***** Data to process

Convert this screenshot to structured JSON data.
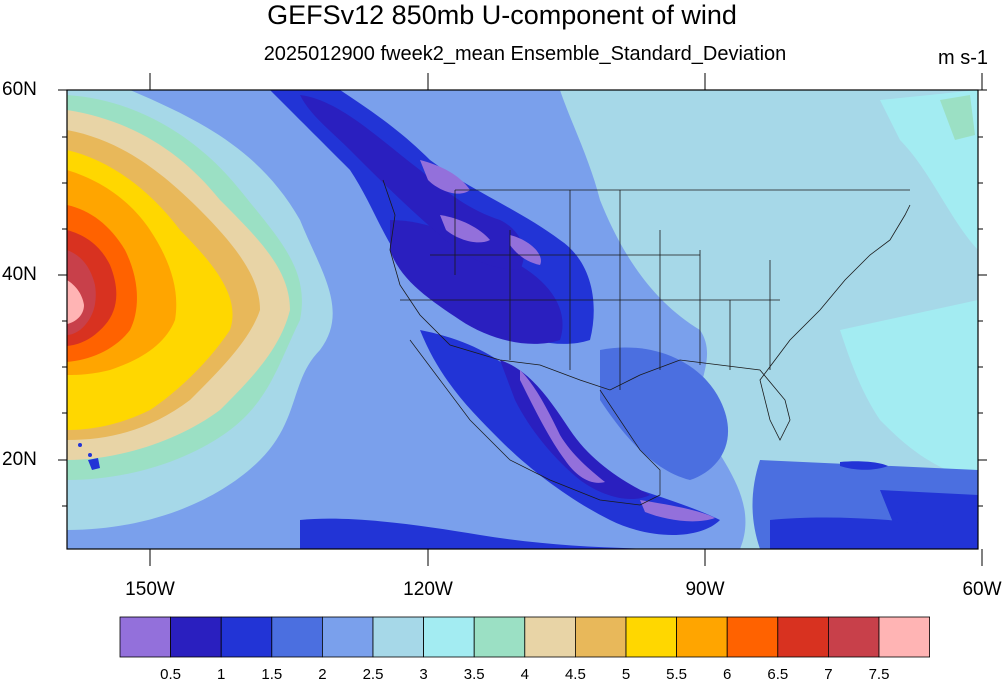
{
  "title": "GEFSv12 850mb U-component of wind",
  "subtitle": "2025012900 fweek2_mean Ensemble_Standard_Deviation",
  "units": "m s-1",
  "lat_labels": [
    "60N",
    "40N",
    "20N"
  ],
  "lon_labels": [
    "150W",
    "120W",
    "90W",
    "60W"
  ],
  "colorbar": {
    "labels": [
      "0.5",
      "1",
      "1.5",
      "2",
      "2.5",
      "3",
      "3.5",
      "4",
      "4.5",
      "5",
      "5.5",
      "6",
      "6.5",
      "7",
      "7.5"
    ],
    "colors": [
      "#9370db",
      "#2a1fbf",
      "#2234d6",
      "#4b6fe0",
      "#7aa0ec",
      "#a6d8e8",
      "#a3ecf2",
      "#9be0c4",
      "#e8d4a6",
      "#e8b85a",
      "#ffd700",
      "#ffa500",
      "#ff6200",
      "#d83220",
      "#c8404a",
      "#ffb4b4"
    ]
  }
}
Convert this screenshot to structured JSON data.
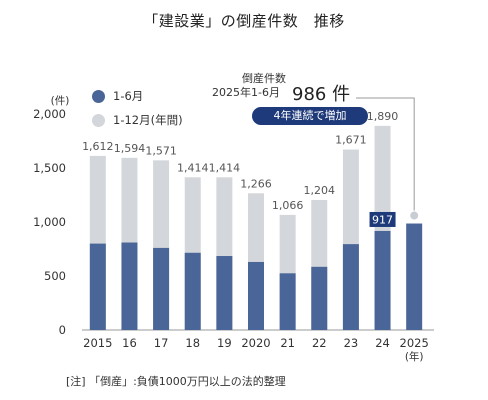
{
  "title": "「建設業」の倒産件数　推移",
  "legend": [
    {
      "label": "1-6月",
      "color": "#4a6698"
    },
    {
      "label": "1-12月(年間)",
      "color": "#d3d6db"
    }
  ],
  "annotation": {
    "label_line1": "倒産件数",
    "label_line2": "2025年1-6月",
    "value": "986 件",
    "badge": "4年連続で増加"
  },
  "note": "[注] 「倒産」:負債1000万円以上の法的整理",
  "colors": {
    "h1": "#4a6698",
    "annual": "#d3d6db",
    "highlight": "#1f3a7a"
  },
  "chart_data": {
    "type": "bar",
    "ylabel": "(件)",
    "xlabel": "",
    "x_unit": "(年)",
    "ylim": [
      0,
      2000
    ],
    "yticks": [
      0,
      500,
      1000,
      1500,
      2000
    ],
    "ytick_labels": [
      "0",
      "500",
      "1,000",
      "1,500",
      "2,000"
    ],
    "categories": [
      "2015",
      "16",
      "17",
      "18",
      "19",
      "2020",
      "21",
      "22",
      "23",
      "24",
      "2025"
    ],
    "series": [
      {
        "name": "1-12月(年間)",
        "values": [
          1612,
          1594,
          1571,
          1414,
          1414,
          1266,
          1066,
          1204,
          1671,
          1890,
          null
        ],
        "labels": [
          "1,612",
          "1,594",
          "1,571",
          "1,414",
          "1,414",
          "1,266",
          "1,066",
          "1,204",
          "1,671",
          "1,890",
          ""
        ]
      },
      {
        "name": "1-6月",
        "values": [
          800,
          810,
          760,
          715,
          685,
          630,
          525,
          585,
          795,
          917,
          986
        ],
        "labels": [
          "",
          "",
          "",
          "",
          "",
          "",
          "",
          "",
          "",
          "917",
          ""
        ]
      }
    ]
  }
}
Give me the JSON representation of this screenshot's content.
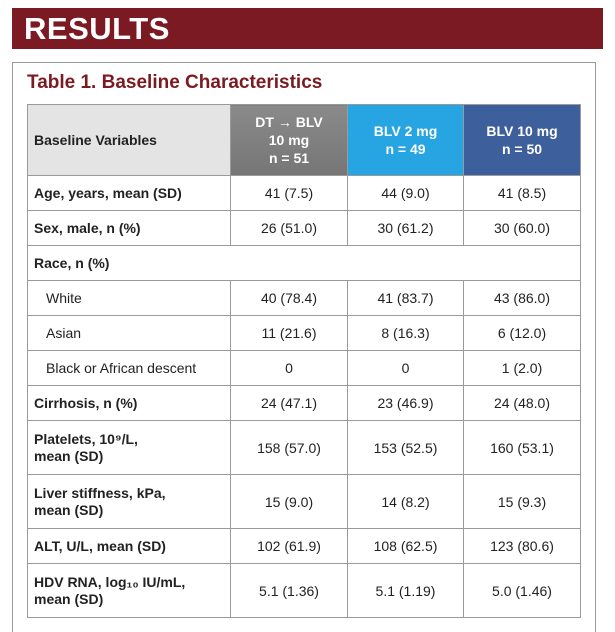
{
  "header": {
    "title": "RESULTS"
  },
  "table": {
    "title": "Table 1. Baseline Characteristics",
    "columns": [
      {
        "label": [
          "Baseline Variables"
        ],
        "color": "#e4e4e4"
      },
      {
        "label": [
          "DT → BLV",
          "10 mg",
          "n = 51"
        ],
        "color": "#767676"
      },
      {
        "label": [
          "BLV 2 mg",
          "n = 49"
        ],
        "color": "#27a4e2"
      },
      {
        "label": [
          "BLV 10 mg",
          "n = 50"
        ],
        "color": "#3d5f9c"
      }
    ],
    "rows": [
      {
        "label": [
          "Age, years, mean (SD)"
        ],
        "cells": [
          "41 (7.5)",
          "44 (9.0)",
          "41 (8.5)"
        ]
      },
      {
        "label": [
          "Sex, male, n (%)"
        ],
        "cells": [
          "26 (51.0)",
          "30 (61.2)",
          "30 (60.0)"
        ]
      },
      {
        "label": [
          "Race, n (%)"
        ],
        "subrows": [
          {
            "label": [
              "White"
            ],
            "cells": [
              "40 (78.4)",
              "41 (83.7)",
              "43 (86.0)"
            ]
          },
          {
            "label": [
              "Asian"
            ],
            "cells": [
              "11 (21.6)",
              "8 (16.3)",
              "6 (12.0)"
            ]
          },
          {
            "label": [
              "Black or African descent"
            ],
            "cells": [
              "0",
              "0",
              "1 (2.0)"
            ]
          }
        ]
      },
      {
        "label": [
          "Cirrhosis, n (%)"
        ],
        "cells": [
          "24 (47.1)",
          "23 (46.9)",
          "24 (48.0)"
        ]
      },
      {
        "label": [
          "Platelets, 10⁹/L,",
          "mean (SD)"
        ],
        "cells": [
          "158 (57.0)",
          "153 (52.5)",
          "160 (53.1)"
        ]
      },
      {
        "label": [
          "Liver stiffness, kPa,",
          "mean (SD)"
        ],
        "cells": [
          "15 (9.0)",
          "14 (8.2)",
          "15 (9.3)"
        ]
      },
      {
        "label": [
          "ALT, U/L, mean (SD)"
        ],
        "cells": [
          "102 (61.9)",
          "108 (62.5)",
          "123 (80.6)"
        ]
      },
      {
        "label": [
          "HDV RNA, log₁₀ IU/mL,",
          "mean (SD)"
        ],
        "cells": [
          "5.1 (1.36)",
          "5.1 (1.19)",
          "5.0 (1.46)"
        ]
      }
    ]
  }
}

**********

# Work instructions
Go through the listing above and write it all out exactly, leaving out any picture.

# Written response
Convert this screenshot to structured JSON data.
{
  "title": "GEFSv12 850mb U-component of wind",
  "subtitle": "2025012900 fweek2_mean Ensemble_Standard_Deviation",
  "units": "m s-1",
  "lat_labels": [
    "60N",
    "40N",
    "20N"
  ],
  "lon_labels": [
    "150W",
    "120W",
    "90W",
    "60W"
  ],
  "colorbar": {
    "labels": [
      "0.5",
      "1",
      "1.5",
      "2",
      "2.5",
      "3",
      "3.5",
      "4",
      "4.5",
      "5",
      "5.5",
      "6",
      "6.5",
      "7",
      "7.5"
    ],
    "colors": [
      "#9370db",
      "#2a1fbf",
      "#2234d6",
      "#4b6fe0",
      "#7aa0ec",
      "#a6d8e8",
      "#a3ecf2",
      "#9be0c4",
      "#e8d4a6",
      "#e8b85a",
      "#ffd700",
      "#ffa500",
      "#ff6200",
      "#d83220",
      "#c8404a",
      "#ffb4b4"
    ]
  }
}
Convert this screenshot to structured JSON data.
{
  "title": "「建設業」の倒産件数　推移",
  "legend": [
    {
      "label": "1-6月",
      "color": "#4a6698"
    },
    {
      "label": "1-12月(年間)",
      "color": "#d3d6db"
    }
  ],
  "annotation": {
    "label_line1": "倒産件数",
    "label_line2": "2025年1-6月",
    "value": "986 件",
    "badge": "4年連続で増加"
  },
  "note": "[注] 「倒産」:負債1000万円以上の法的整理",
  "colors": {
    "h1": "#4a6698",
    "annual": "#d3d6db",
    "highlight": "#1f3a7a"
  },
  "chart_data": {
    "type": "bar",
    "ylabel": "(件)",
    "xlabel": "",
    "x_unit": "(年)",
    "ylim": [
      0,
      2000
    ],
    "yticks": [
      0,
      500,
      1000,
      1500,
      2000
    ],
    "ytick_labels": [
      "0",
      "500",
      "1,000",
      "1,500",
      "2,000"
    ],
    "categories": [
      "2015",
      "16",
      "17",
      "18",
      "19",
      "2020",
      "21",
      "22",
      "23",
      "24",
      "2025"
    ],
    "series": [
      {
        "name": "1-12月(年間)",
        "values": [
          1612,
          1594,
          1571,
          1414,
          1414,
          1266,
          1066,
          1204,
          1671,
          1890,
          null
        ],
        "labels": [
          "1,612",
          "1,594",
          "1,571",
          "1,414",
          "1,414",
          "1,266",
          "1,066",
          "1,204",
          "1,671",
          "1,890",
          ""
        ]
      },
      {
        "name": "1-6月",
        "values": [
          800,
          810,
          760,
          715,
          685,
          630,
          525,
          585,
          795,
          917,
          986
        ],
        "labels": [
          "",
          "",
          "",
          "",
          "",
          "",
          "",
          "",
          "",
          "917",
          ""
        ]
      }
    ]
  }
}
Give me the JSON representation of this screenshot's content.
{
  "header": {
    "title": "RESULTS"
  },
  "table": {
    "title": "Table 1. Baseline Characteristics",
    "columns": [
      {
        "label": [
          "Baseline Variables"
        ],
        "color": "#e4e4e4"
      },
      {
        "label": [
          "DT → BLV",
          "10 mg",
          "n = 51"
        ],
        "color": "#767676"
      },
      {
        "label": [
          "BLV 2 mg",
          "n = 49"
        ],
        "color": "#27a4e2"
      },
      {
        "label": [
          "BLV 10 mg",
          "n = 50"
        ],
        "color": "#3d5f9c"
      }
    ],
    "rows": [
      {
        "label": [
          "Age, years, mean (SD)"
        ],
        "cells": [
          "41 (7.5)",
          "44 (9.0)",
          "41 (8.5)"
        ]
      },
      {
        "label": [
          "Sex, male, n (%)"
        ],
        "cells": [
          "26 (51.0)",
          "30 (61.2)",
          "30 (60.0)"
        ]
      },
      {
        "label": [
          "Race, n (%)"
        ],
        "subrows": [
          {
            "label": [
              "White"
            ],
            "cells": [
              "40 (78.4)",
              "41 (83.7)",
              "43 (86.0)"
            ]
          },
          {
            "label": [
              "Asian"
            ],
            "cells": [
              "11 (21.6)",
              "8 (16.3)",
              "6 (12.0)"
            ]
          },
          {
            "label": [
              "Black or African descent"
            ],
            "cells": [
              "0",
              "0",
              "1 (2.0)"
            ]
          }
        ]
      },
      {
        "label": [
          "Cirrhosis, n (%)"
        ],
        "cells": [
          "24 (47.1)",
          "23 (46.9)",
          "24 (48.0)"
        ]
      },
      {
        "label": [
          "Platelets, 10⁹/L,",
          "mean (SD)"
        ],
        "cells": [
          "158 (57.0)",
          "153 (52.5)",
          "160 (53.1)"
        ]
      },
      {
        "label": [
          "Liver stiffness, kPa,",
          "mean (SD)"
        ],
        "cells": [
          "15 (9.0)",
          "14 (8.2)",
          "15 (9.3)"
        ]
      },
      {
        "label": [
          "ALT, U/L, mean (SD)"
        ],
        "cells": [
          "102 (61.9)",
          "108 (62.5)",
          "123 (80.6)"
        ]
      },
      {
        "label": [
          "HDV RNA, log₁₀ IU/mL,",
          "mean (SD)"
        ],
        "cells": [
          "5.1 (1.36)",
          "5.1 (1.19)",
          "5.0 (1.46)"
        ]
      }
    ]
  }
}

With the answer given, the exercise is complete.